DATA EXTRACT
## START

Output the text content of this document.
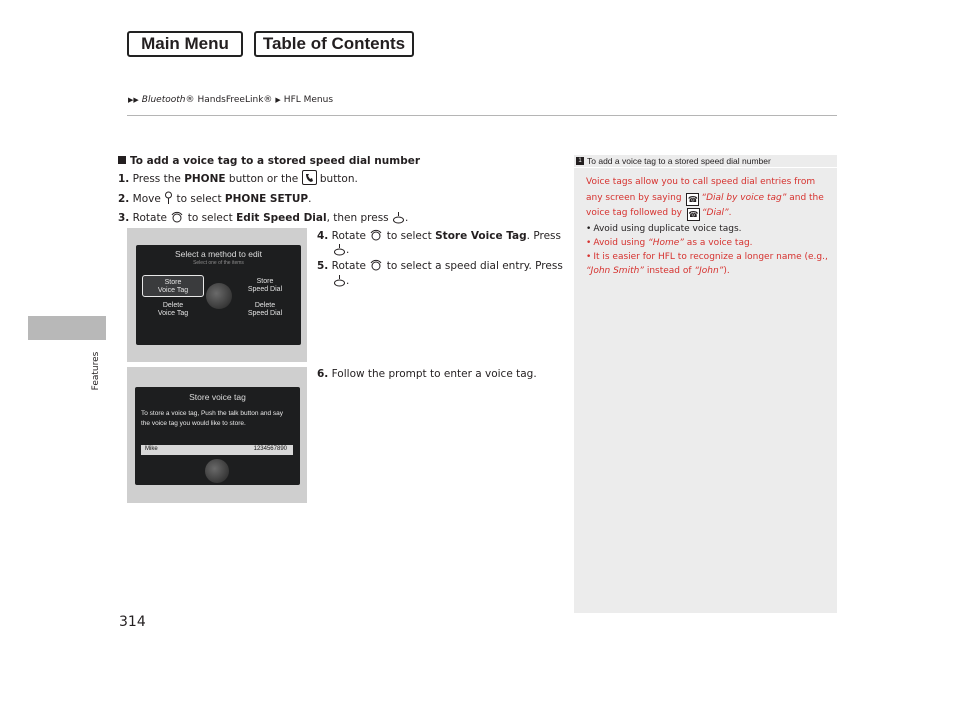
Main Menu	Table of Contents
▶▶ Bluetooth® HandsFreeLink® ▶ HFL Menus
Features
314
To add a voice tag to a stored speed dial number
1. Press the PHONE button or the
button.
2. Move  to select PHONE SETUP.
3. Rotate  to select Edit Speed Dial, then press .
4. Rotate  to select Store Voice Tag. Press
.
5. Rotate  to select a speed dial entry. Press
.
6. Follow the prompt to enter a voice tag.
Select a method to edit
Select one of the items
Store
Voice Tag
Store
Speed Dial
Delete
Voice Tag
Delete
Speed Dial
Store voice tag
To store a voice tag, Push the talk button and say the voice tag you would like to store.
Mike	1234567890
1 To add a voice tag to a stored speed dial number
Voice tags allow you to call speed dial entries from any screen by saying ☎ “Dial by voice tag” and the voice tag followed by ☎ “Dial”.
• Avoid using duplicate voice tags.
• Avoid using “Home” as a voice tag.
• It is easier for HFL to recognize a longer name (e.g., “John Smith” instead of “John”).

## END

WRITTEN REQUEST
From the data, collect all lines where the string "button" appears.

THE OUTPUT
1. Press the PHONE button or the
button.
To store a voice tag, Push the talk button and say the voice tag you would like to store.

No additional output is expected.